*The request*
Using the listing below, copy every line that mentions "khoûi".

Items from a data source
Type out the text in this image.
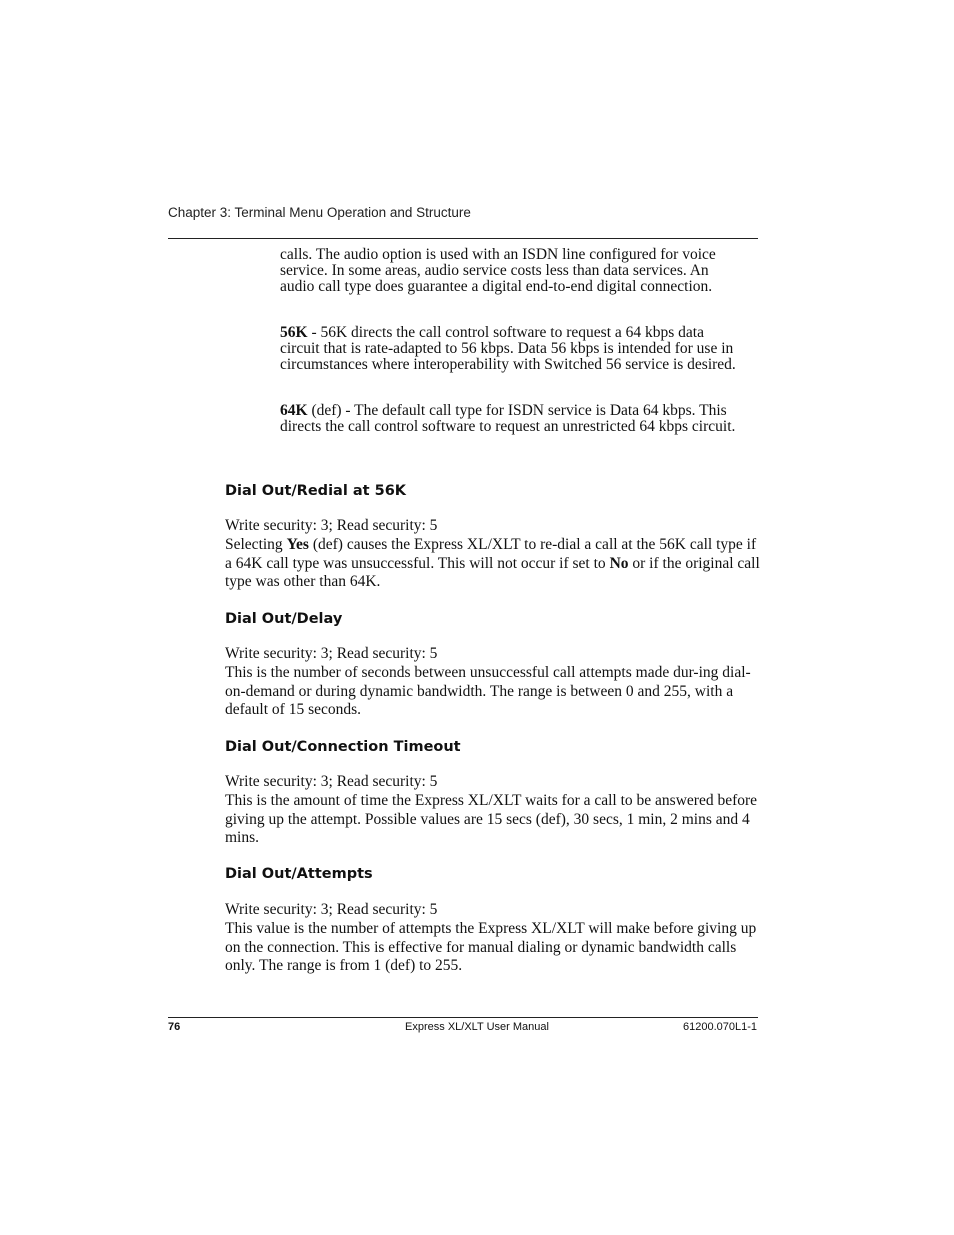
Chapter 3: Terminal Menu Operation and Structure

calls. The audio option is used with an ISDN line configured for voice service. In some areas, audio service costs less than data services. An audio call type does guarantee a digital end-to-end digital connection.

56K - 56K directs the call control software to request a 64 kbps data circuit that is rate-adapted to 56 kbps. Data 56 kbps is intended for use in circumstances where interoperability with Switched 56 service is desired.

64K (def) - The default call type for ISDN service is Data 64 kbps. This directs the call control software to request an unrestricted 64 kbps circuit.

Dial Out/Redial at 56K

Write security: 3; Read security: 5

Selecting Yes (def) causes the Express XL/XLT to re-dial a call at the 56K call type if a 64K call type was unsuccessful. This will not occur if set to No or if the original call type was other than 64K.

Dial Out/Delay

Write security: 3; Read security: 5

This is the number of seconds between unsuccessful call attempts made dur-ing dial-on-demand or during dynamic bandwidth. The range is between 0 and 255, with a default of 15 seconds.

Dial Out/Connection Timeout

Write security: 3; Read security: 5

This is the amount of time the Express XL/XLT waits for a call to be answered before giving up the attempt. Possible values are 15 secs (def), 30 secs, 1 min, 2 mins and 4 mins.

Dial Out/Attempts

Write security: 3; Read security: 5

This value is the number of attempts the Express XL/XLT will make before giving up on the connection. This is effective for manual dialing or dynamic bandwidth calls only. The range is from 1 (def) to 255.

76	Express XL/XLT User Manual	61200.070L1-1
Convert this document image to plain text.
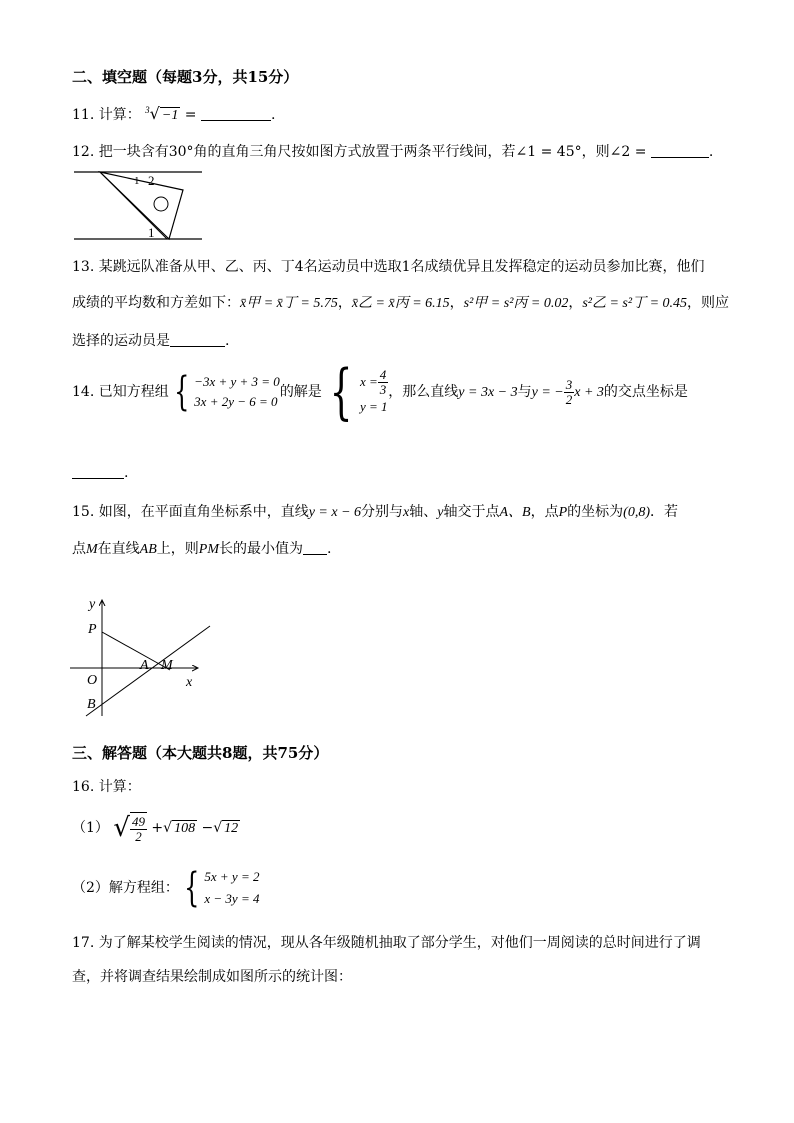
二、填空题（每题3分，共15分）
11. 计算： $^3$√ −1 =	.
12. 把一块含有30°角的直角三角尺按如图方式放置于两条平行线间，若∠1 = 45°，则∠2 =	.
1 2
1
13. 某跳远队准备从甲、乙、丙、丁4名运动员中选取1名成绩优异且发挥稳定的运动员参加比赛，他们
成绩的平均数和方差如下：x̄甲 = x̄丁 = 5.75，x̄乙 = x̄丙 = 6.15，s²甲 = s²丙 = 0.02，s²乙 = s²丁 = 0.45，则应
选择的运动员是	.
14. 已知方程组 { −3x + y + 3 = 0
3x + 2y − 6 = 0
的解是 { $x = \frac{4}{3}$
y = 1
，那么直线y = 3x − 3与y = − $\frac{3}{2}$ x + 3的交点坐标是
.
15. 如图，在平面直角坐标系中，直线y = x − 6分别与x轴、y轴交于点A、B，点P的坐标为(0,8)．若
点M在直线AB上，则PM长的最小值为 .
y
P
A M
O	x
B
三、解答题（本大题共8题，共75分）
16. 计算：
（1） √ $\frac{49}{2}$ +√ 108 −√ 12
（2）解方程组： { 5x + y = 2
x − 3y = 4
17. 为了解某校学生阅读的情况，现从各年级随机抽取了部分学生，对他们一周阅读的总时间进行了调
查，并将调查结果绘制成如图所示的统计图：
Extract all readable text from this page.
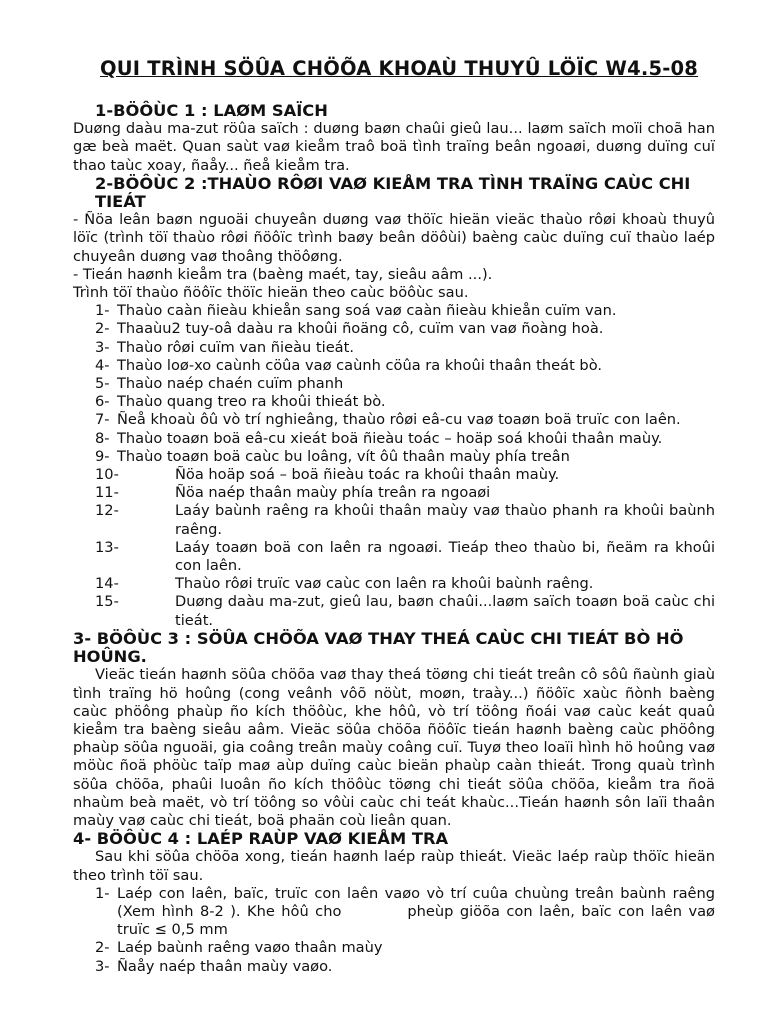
QUI TRÌNH SÖÛA CHÖÕA KHOAÙ THUYÛ LÖÏC W4.5-08
1-BÖÔÙC 1 : LAØM SAÏCH

Duøng daàu ma-zut röûa saïch : duøng baøn chaûi gieû lau... laøm saïch moïi choã han gæ beà maët. Quan saùt vaø kieåm traô boä tình traïng beân ngoaøi, duøng duïng cuï thao taùc xoay, ñaåy... ñeå kieåm tra.

2-BÖÔÙC 2 :THAÙO RÔØI VAØ KIEÅM TRA TÌNH TRAÏNG CAÙC CHI TIEÁT

- Ñöa leân baøn nguoäi chuyeân duøng vaø thöïc hieän vieäc thaùo rôøi khoaù thuyû löïc (trình töï thaùo rôøi ñöôïc trình baøy beân döôùi) baèng caùc duïng cuï thaùo laép chuyeân duøng vaø thoâng thöôøng.

- Tieán haønh kieåm tra (baèng maét, tay, sieâu aâm ...).

Trình töï thaùo ñöôïc thöïc hieän theo caùc böôùc sau.

1- Thaùo caàn ñieàu khieån sang soá vaø caàn ñieàu khieån cuïm van.
2- Thaaùu2 tuy-oâ daàu ra khoûi ñoäng cô, cuïm van vaø ñoàng hoà.
3- Thaùo rôøi cuïm van ñieàu tieát.
4- Thaùo loø-xo caùnh cöûa vaø caùnh cöûa ra khoûi thaân theát bò.
5- Thaùo naép chaén cuïm phanh
6- Thaùo quang treo ra khoûi thieát bò.
7- Ñeå khoaù ôû vò trí nghieâng, thaùo rôøi eâ-cu vaø toaøn boä truïc con laên.
8- Thaùo toaøn boä eâ-cu xieát boä ñieàu toác – hoäp soá khoûi thaân maùy.
9- Thaùo toaøn boä caùc bu loâng, vít ôû thaân maùy phía treân
10-	Ñöa hoäp soá – boä ñieàu toác ra khoûi thaân maùy.
11-	Ñöa naép thaân maùy phía treân ra ngoaøi
12-	Laáy baùnh raêng ra khoûi thaân maùy vaø thaùo phanh ra khoûi baùnh raêng.
13-	Laáy toaøn boä con laên ra ngoaøi. Tieáp theo thaùo bi, ñeäm ra khoûi con laên.
14-	Thaùo rôøi truïc vaø caùc con laên ra khoûi baùnh raêng.
15-	Duøng daàu ma-zut, gieû lau, baøn chaûi...laøm saïch toaøn boä caùc chi tieát.
3- BÖÔÙC 3 : SÖÛA CHÖÕA VAØ THAY THEÁ CAÙC CHI TIEÁT BÒ HÖ HOÛNG.

Vieäc tieán haønh söûa chöõa vaø thay theá töøng chi tieát treân cô sôû ñaùnh giaù tình traïng hö hoûng (cong veânh vôõ nöùt, moøn, traày...) ñöôïc xaùc ñònh baèng caùc phöông phaùp ño kích thöôùc, khe hôû, vò trí töông ñoái vaø caùc keát quaû kieåm tra baèng sieâu aâm. Vieäc söûa chöõa ñöôïc tieán haønh baèng caùc phöông phaùp söûa nguoäi, gia coâng treân maùy coâng cuï. Tuyø theo loaïi hình hö hoûng vaø möùc ñoä phöùc taïp maø aùp duïng caùc bieän phaùp caàn thieát. Trong quaù trình söûa chöõa, phaûi luoân ño kích thöôùc töøng chi tieát söûa chöõa, kieåm tra ñoä nhaùm beà maët, vò trí töông so vôùi caùc chi teát khaùc...Tieán haønh sôn laïi thaân maùy vaø caùc chi tieát, boä phaän coù lieân quan.

4- BÖÔÙC 4 : LAÉP RAÙP VAØ KIEÅM TRA

Sau khi söûa chöõa xong, tieán haønh laép raùp thieát. Vieäc laép raùp thöïc hieän theo trình töï sau.

1- Laép con laên, baïc, truïc con laên vaøo vò trí cuûa chuùng treân baùnh raêng (Xem hình 8-2 ). Khe hôû cho	pheùp giöõa con laên, baïc con laên vaø truïc ≤ 0,5 mm
2- Laép baùnh raêng vaøo thaân maùy
3- Ñaåy naép thaân maùy vaøo.
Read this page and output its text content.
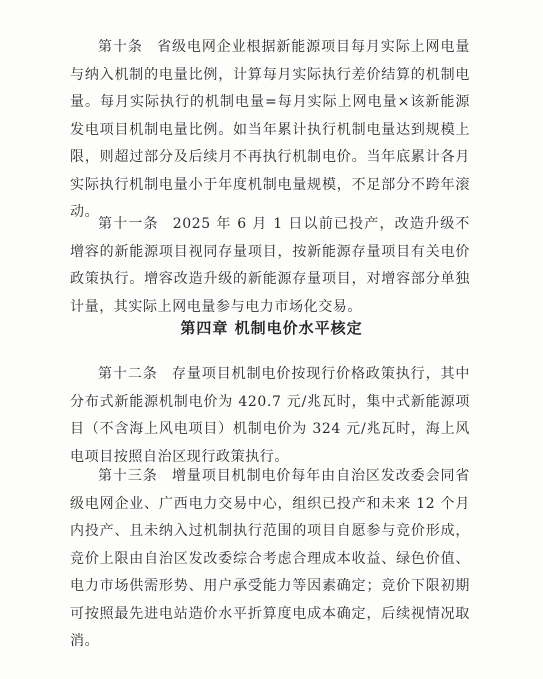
第十条 省级电网企业根据新能源项目每月实际上网电量与纳入机制的电量比例，计算每月实际执行差价结算的机制电量。每月实际执行的机制电量=每月实际上网电量×该新能源发电项目机制电量比例。如当年累计执行机制电量达到规模上限，则超过部分及后续月不再执行机制电价。当年底累计各月实际执行机制电量小于年度机制电量规模，不足部分不跨年滚动。

第十一条 2025 年 6 月 1 日以前已投产，改造升级不增容的新能源项目视同存量项目，按新能源存量项目有关电价政策执行。增容改造升级的新能源存量项目，对增容部分单独计量，其实际上网电量参与电力市场化交易。

第四章 机制电价水平核定

第十二条 存量项目机制电价按现行价格政策执行，其中分布式新能源机制电价为 420.7 元/兆瓦时，集中式新能源项目（不含海上风电项目）机制电价为 324 元/兆瓦时，海上风电项目按照自治区现行政策执行。

第十三条 增量项目机制电价每年由自治区发改委会同省级电网企业、广西电力交易中心，组织已投产和未来 12 个月内投产、且未纳入过机制执行范围的项目自愿参与竞价形成，竞价上限由自治区发改委综合考虑合理成本收益、绿色价值、电力市场供需形势、用户承受能力等因素确定；竞价下限初期可按照最先进电站造价水平折算度电成本确定，后续视情况取消。
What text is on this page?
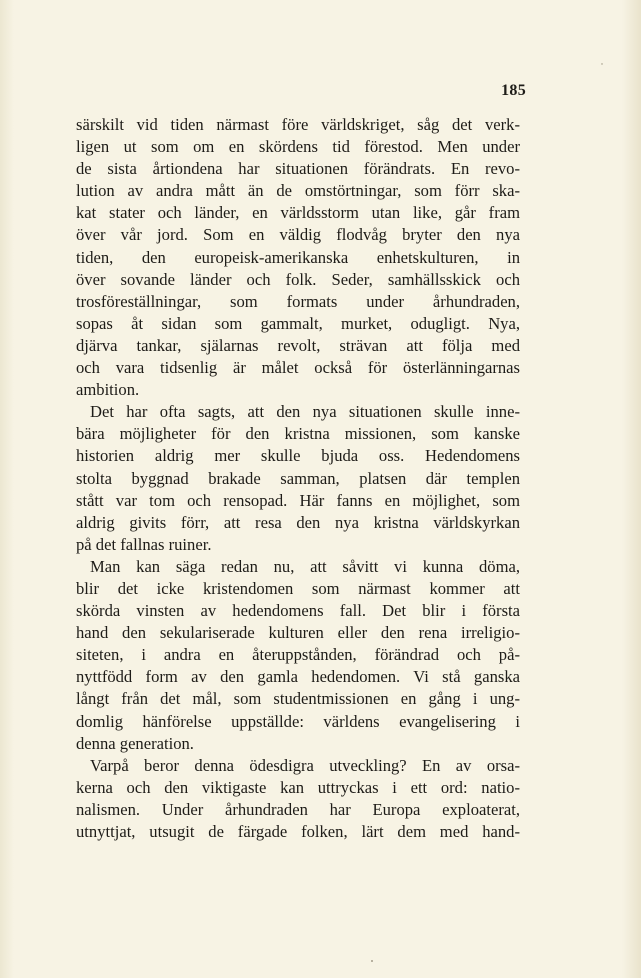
185
särskilt vid tiden närmast före världskriget, såg det verk-
ligen ut som om en skördens tid förestod. Men under
de sista årtiondena har situationen förändrats. En revo-
lution av andra mått än de omstörtningar, som förr ska-
kat stater och länder, en världsstorm utan like, går fram
över vår jord. Som en väldig flodvåg bryter den nya
tiden, den europeisk-amerikanska enhetskulturen, in
över sovande länder och folk. Seder, samhällsskick och
trosföreställningar, som formats under århundraden,
sopas åt sidan som gammalt, murket, odugligt. Nya,
djärva tankar, själarnas revolt, strävan att följa med
och vara tidsenlig är målet också för österlänningarnas
ambition.
Det har ofta sagts, att den nya situationen skulle inne-
bära möjligheter för den kristna missionen, som kanske
historien aldrig mer skulle bjuda oss. Hedendomens
stolta byggnad brakade samman, platsen där templen
stått var tom och rensopad. Här fanns en möjlighet, som
aldrig givits förr, att resa den nya kristna världskyrkan
på det fallnas ruiner.
Man kan säga redan nu, att såvitt vi kunna döma,
blir det icke kristendomen som närmast kommer att
skörda vinsten av hedendomens fall. Det blir i första
hand den sekulariserade kulturen eller den rena irreligio-
siteten, i andra en återuppstånden, förändrad och på-
nyttfödd form av den gamla hedendomen. Vi stå ganska
långt från det mål, som studentmissionen en gång i ung-
domlig hänförelse uppställde: världens evangelisering i
denna generation.
Varpå beror denna ödesdigra utveckling? En av orsa-
kerna och den viktigaste kan uttryckas i ett ord: natio-
nalismen. Under århundraden har Europa exploaterat,
utnyttjat, utsugit de färgade folken, lärt dem med hand-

*Result for this exercise*
2- Thaaùu2 tuy-oâ daàu ra khoûi ñoäng cô, cuïm van vaø ñoàng hoà.
4- Thaùo loø-xo caùnh cöûa vaø caùnh cöûa ra khoûi thaân theát bò.
6- Thaùo quang treo ra khoûi thieát bò.
8- Thaùo toaøn boä eâ-cu xieát boä ñieàu toác – hoäp soá khoûi thaân maùy.
10-	Ñöa hoäp soá – boä ñieàu toác ra khoûi thaân maùy.
12-	Laáy baùnh raêng ra khoûi thaân maùy vaø thaùo phanh ra khoûi baùnh raêng.
13-	Laáy toaøn boä con laên ra ngoaøi. Tieáp theo thaùo bi, ñeäm ra khoûi con laên.
14-	Thaùo rôøi truïc vaø caùc con laên ra khoûi baùnh raêng.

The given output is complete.